* _BRIEF_: Copy every line of the data that contains the string "jngse".

Figure contents as structured data:
start

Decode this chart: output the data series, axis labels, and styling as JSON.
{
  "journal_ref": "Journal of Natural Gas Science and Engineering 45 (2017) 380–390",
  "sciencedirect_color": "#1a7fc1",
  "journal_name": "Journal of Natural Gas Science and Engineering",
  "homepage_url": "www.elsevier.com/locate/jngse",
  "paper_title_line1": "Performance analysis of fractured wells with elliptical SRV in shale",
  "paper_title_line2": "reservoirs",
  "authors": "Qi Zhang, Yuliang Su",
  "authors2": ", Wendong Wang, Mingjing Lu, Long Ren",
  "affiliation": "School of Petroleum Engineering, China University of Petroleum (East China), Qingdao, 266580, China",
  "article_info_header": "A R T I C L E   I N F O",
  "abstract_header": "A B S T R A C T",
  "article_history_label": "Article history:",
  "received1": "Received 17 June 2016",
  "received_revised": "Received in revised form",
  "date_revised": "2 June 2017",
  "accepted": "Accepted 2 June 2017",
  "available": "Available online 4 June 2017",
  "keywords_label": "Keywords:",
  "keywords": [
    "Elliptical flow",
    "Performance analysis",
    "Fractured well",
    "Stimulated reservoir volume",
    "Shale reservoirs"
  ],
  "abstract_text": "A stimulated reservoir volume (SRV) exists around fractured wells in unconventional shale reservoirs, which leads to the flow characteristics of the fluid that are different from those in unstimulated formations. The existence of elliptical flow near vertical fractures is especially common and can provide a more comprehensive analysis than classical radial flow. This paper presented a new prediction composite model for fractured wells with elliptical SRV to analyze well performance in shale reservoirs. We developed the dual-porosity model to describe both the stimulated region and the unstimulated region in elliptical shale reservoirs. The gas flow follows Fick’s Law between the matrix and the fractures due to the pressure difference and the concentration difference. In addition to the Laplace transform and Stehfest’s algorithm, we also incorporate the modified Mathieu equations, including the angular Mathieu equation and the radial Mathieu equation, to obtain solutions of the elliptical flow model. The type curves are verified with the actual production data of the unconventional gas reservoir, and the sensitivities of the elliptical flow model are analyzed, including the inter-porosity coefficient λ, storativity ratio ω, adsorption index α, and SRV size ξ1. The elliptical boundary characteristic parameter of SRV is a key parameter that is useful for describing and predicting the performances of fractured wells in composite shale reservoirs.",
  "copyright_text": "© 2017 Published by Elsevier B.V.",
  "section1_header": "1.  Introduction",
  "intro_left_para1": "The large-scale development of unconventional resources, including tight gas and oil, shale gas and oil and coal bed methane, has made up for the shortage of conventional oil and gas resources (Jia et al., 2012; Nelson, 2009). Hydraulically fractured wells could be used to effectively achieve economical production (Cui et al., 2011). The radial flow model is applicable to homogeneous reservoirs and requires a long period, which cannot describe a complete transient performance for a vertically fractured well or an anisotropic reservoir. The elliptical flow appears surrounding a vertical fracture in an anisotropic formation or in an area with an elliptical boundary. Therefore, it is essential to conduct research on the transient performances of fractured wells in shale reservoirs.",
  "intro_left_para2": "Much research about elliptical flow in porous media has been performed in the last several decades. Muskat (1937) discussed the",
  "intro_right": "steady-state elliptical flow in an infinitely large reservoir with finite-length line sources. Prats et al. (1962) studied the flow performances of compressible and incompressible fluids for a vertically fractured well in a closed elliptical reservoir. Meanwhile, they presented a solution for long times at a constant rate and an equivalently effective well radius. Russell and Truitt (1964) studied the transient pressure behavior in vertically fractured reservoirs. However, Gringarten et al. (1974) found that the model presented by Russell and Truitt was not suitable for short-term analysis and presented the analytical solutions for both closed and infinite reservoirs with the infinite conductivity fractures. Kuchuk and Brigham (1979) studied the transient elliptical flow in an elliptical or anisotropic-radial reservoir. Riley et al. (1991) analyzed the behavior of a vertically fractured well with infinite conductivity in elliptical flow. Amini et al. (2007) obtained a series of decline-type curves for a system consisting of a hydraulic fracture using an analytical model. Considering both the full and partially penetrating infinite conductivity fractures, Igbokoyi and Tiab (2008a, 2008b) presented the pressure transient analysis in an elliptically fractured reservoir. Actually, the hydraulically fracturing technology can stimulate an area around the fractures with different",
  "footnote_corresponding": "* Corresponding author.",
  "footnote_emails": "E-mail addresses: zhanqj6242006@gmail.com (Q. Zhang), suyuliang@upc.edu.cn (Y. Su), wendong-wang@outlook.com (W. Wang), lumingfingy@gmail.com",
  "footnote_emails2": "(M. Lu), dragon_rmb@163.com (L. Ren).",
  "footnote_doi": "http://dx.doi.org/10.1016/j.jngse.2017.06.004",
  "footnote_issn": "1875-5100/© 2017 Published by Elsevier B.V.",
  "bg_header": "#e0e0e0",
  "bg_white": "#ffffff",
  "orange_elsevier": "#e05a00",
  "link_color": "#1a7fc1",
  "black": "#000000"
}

end

* _ANSWER IN FULL_:
  "homepage_url": "www.elsevier.com/locate/jngse",
  "footnote_doi": "http://dx.doi.org/10.1016/j.jngse.2017.06.004",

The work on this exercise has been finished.